▸ Your task
All the entries need to be quoted exactly, apart from the pictures, which you should drop.

▸ Records provided
────────

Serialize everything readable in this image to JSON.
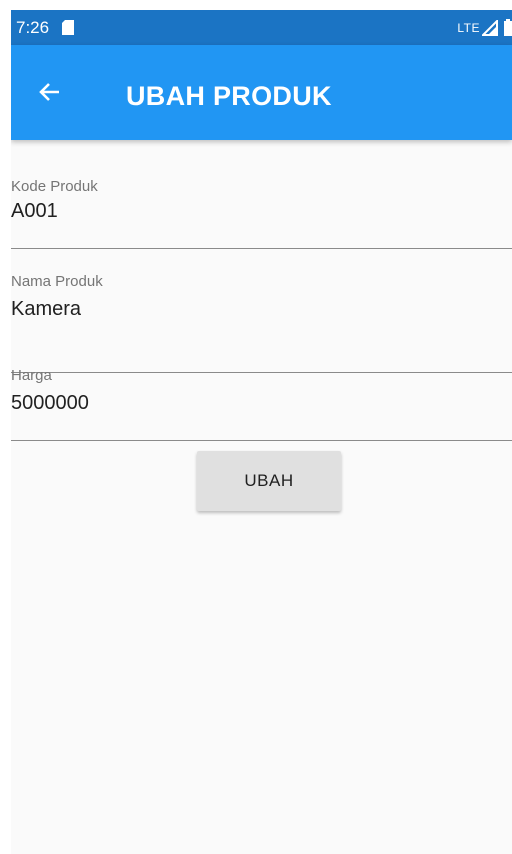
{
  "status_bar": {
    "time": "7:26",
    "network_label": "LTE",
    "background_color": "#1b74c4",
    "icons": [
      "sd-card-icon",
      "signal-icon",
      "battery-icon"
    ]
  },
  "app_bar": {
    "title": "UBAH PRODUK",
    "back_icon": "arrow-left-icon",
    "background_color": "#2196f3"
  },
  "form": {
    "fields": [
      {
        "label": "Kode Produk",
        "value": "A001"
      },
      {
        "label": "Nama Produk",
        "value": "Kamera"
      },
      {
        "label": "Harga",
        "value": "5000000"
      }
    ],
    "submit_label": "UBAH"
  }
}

────────

▸ Result for this exercise
Serialize everything readable in this image to JSON.
{
  "status_bar": {
    "time": "7:26",
    "network_label": "LTE",
    "background_color": "#1b74c4",
    "icons": [
      "sd-card-icon",
      "signal-icon",
      "battery-icon"
    ]
  },
  "app_bar": {
    "title": "UBAH PRODUK",
    "back_icon": "arrow-left-icon",
    "background_color": "#2196f3"
  },
  "form": {
    "fields": [
      {
        "label": "Kode Produk",
        "value": "A001"
      },
      {
        "label": "Nama Produk",
        "value": "Kamera"
      },
      {
        "label": "Harga",
        "value": "5000000"
      }
    ],
    "submit_label": "UBAH"
  }
}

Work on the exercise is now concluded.